Copy every record below exactly as written, but leave out the pictures.

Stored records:

+ + + + + + +

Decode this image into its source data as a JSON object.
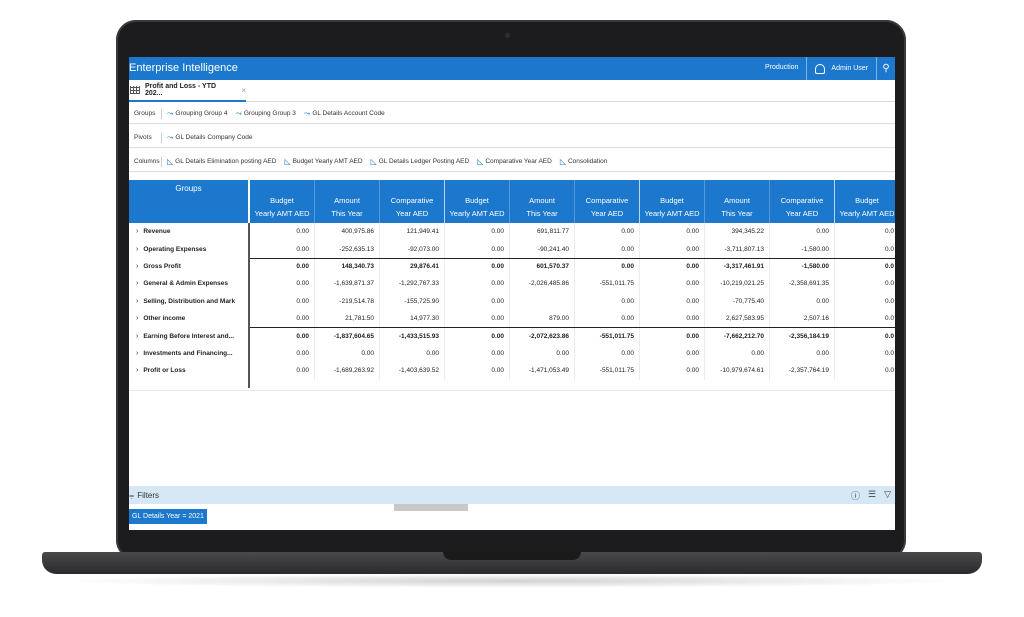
{
  "app": {
    "title": "Enterprise Intelligence",
    "environment": "Production",
    "user": "Admin User"
  },
  "tab": {
    "label": "Profit and Loss - YTD 202...",
    "close": "×"
  },
  "groups_bar": {
    "label": "Groups",
    "items": [
      "Grouping Group 4",
      "Grouping Group 3",
      "GL Details Account Code"
    ]
  },
  "pivots_bar": {
    "label": "Pivots",
    "items": [
      "GL Details Company Code"
    ]
  },
  "columns_bar": {
    "label": "Columns",
    "items": [
      "GL Details Elimination posting AED",
      "Budget Yearly AMT AED",
      "GL Details Ledger Posting AED",
      "Comparative Year AED",
      "Consolidation"
    ]
  },
  "grid": {
    "groups_header": "Groups",
    "headers": [
      [
        "Budget",
        "Yearly AMT AED"
      ],
      [
        "Amount",
        "This Year"
      ],
      [
        "Comparative",
        "Year AED"
      ],
      [
        "Budget",
        "Yearly AMT AED"
      ],
      [
        "Amount",
        "This Year"
      ],
      [
        "Comparative",
        "Year AED"
      ],
      [
        "Budget",
        "Yearly AMT AED"
      ],
      [
        "Amount",
        "This Year"
      ],
      [
        "Comparative",
        "Year AED"
      ],
      [
        "Budget",
        "Yearly AMT AED"
      ]
    ],
    "rows": [
      {
        "label": "Revenue",
        "values": [
          "0.00",
          "400,975.86",
          "121,949.41",
          "0.00",
          "691,811.77",
          "0.00",
          "0.00",
          "394,345.22",
          "0.00",
          "0.0"
        ]
      },
      {
        "label": "Operating Expenses",
        "values": [
          "0.00",
          "-252,635.13",
          "-92,073.00",
          "0.00",
          "-90,241.40",
          "0.00",
          "0.00",
          "-3,711,807.13",
          "-1,580.00",
          "0.0"
        ]
      },
      {
        "label": "Gross Profit",
        "values": [
          "0.00",
          "148,340.73",
          "29,876.41",
          "0.00",
          "601,570.37",
          "0.00",
          "0.00",
          "-3,317,461.91",
          "-1,580.00",
          "0.0"
        ]
      },
      {
        "label": "General & Admin Expenses",
        "values": [
          "0.00",
          "-1,639,871.37",
          "-1,292,767.33",
          "0.00",
          "-2,026,485.86",
          "-551,011.75",
          "0.00",
          "-10,219,021.25",
          "-2,358,691.35",
          "0.0"
        ]
      },
      {
        "label": "Selling, Distribution and Mark",
        "values": [
          "0.00",
          "-219,514.78",
          "-155,725.90",
          "0.00",
          "",
          "0.00",
          "0.00",
          "-70,775.40",
          "0.00",
          "0.0"
        ]
      },
      {
        "label": "Other income",
        "values": [
          "0.00",
          "21,781.50",
          "14,977.30",
          "0.00",
          "879.00",
          "0.00",
          "0.00",
          "2,627,583.95",
          "2,507.16",
          "0.0"
        ]
      },
      {
        "label": "Earning Before Interest and...",
        "values": [
          "0.00",
          "-1,837,604.65",
          "-1,433,515.93",
          "0.00",
          "-2,072,623.86",
          "-551,011.75",
          "0.00",
          "-7,662,212.70",
          "-2,356,184.19",
          "0.0"
        ]
      },
      {
        "label": "Investments and Financing...",
        "values": [
          "0.00",
          "0.00",
          "0.00",
          "0.00",
          "0.00",
          "0.00",
          "0.00",
          "0.00",
          "0.00",
          "0.0"
        ]
      },
      {
        "label": "Profit or Loss",
        "values": [
          "0.00",
          "-1,689,263.92",
          "-1,403,639.52",
          "0.00",
          "-1,471,053.49",
          "-551,011.75",
          "0.00",
          "-10,979,674.61",
          "-2,357,764.19",
          "0.0"
        ]
      }
    ]
  },
  "filters": {
    "label": "Filters",
    "chip": "GL Details Year = 2021"
  },
  "colors": {
    "accent": "#1b78cd",
    "filter_bar": "#d6e8f6"
  }
}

+ + + + + + +

### Response to this task:
Decode this image into its source data as a JSON object.
{
  "app": {
    "title": "Enterprise Intelligence",
    "environment": "Production",
    "user": "Admin User"
  },
  "tab": {
    "label": "Profit and Loss - YTD 202...",
    "close": "×"
  },
  "groups_bar": {
    "label": "Groups",
    "items": [
      "Grouping Group 4",
      "Grouping Group 3",
      "GL Details Account Code"
    ]
  },
  "pivots_bar": {
    "label": "Pivots",
    "items": [
      "GL Details Company Code"
    ]
  },
  "columns_bar": {
    "label": "Columns",
    "items": [
      "GL Details Elimination posting AED",
      "Budget Yearly AMT AED",
      "GL Details Ledger Posting AED",
      "Comparative Year AED",
      "Consolidation"
    ]
  },
  "grid": {
    "groups_header": "Groups",
    "headers": [
      [
        "Budget",
        "Yearly AMT AED"
      ],
      [
        "Amount",
        "This Year"
      ],
      [
        "Comparative",
        "Year AED"
      ],
      [
        "Budget",
        "Yearly AMT AED"
      ],
      [
        "Amount",
        "This Year"
      ],
      [
        "Comparative",
        "Year AED"
      ],
      [
        "Budget",
        "Yearly AMT AED"
      ],
      [
        "Amount",
        "This Year"
      ],
      [
        "Comparative",
        "Year AED"
      ],
      [
        "Budget",
        "Yearly AMT AED"
      ]
    ],
    "rows": [
      {
        "label": "Revenue",
        "values": [
          "0.00",
          "400,975.86",
          "121,949.41",
          "0.00",
          "691,811.77",
          "0.00",
          "0.00",
          "394,345.22",
          "0.00",
          "0.0"
        ]
      },
      {
        "label": "Operating Expenses",
        "values": [
          "0.00",
          "-252,635.13",
          "-92,073.00",
          "0.00",
          "-90,241.40",
          "0.00",
          "0.00",
          "-3,711,807.13",
          "-1,580.00",
          "0.0"
        ]
      },
      {
        "label": "Gross Profit",
        "values": [
          "0.00",
          "148,340.73",
          "29,876.41",
          "0.00",
          "601,570.37",
          "0.00",
          "0.00",
          "-3,317,461.91",
          "-1,580.00",
          "0.0"
        ]
      },
      {
        "label": "General & Admin Expenses",
        "values": [
          "0.00",
          "-1,639,871.37",
          "-1,292,767.33",
          "0.00",
          "-2,026,485.86",
          "-551,011.75",
          "0.00",
          "-10,219,021.25",
          "-2,358,691.35",
          "0.0"
        ]
      },
      {
        "label": "Selling, Distribution and Mark",
        "values": [
          "0.00",
          "-219,514.78",
          "-155,725.90",
          "0.00",
          "",
          "0.00",
          "0.00",
          "-70,775.40",
          "0.00",
          "0.0"
        ]
      },
      {
        "label": "Other income",
        "values": [
          "0.00",
          "21,781.50",
          "14,977.30",
          "0.00",
          "879.00",
          "0.00",
          "0.00",
          "2,627,583.95",
          "2,507.16",
          "0.0"
        ]
      },
      {
        "label": "Earning Before Interest and...",
        "values": [
          "0.00",
          "-1,837,604.65",
          "-1,433,515.93",
          "0.00",
          "-2,072,623.86",
          "-551,011.75",
          "0.00",
          "-7,662,212.70",
          "-2,356,184.19",
          "0.0"
        ]
      },
      {
        "label": "Investments and Financing...",
        "values": [
          "0.00",
          "0.00",
          "0.00",
          "0.00",
          "0.00",
          "0.00",
          "0.00",
          "0.00",
          "0.00",
          "0.0"
        ]
      },
      {
        "label": "Profit or Loss",
        "values": [
          "0.00",
          "-1,689,263.92",
          "-1,403,639.52",
          "0.00",
          "-1,471,053.49",
          "-551,011.75",
          "0.00",
          "-10,979,674.61",
          "-2,357,764.19",
          "0.0"
        ]
      }
    ]
  },
  "filters": {
    "label": "Filters",
    "chip": "GL Details Year = 2021"
  },
  "colors": {
    "accent": "#1b78cd",
    "filter_bar": "#d6e8f6"
  }
}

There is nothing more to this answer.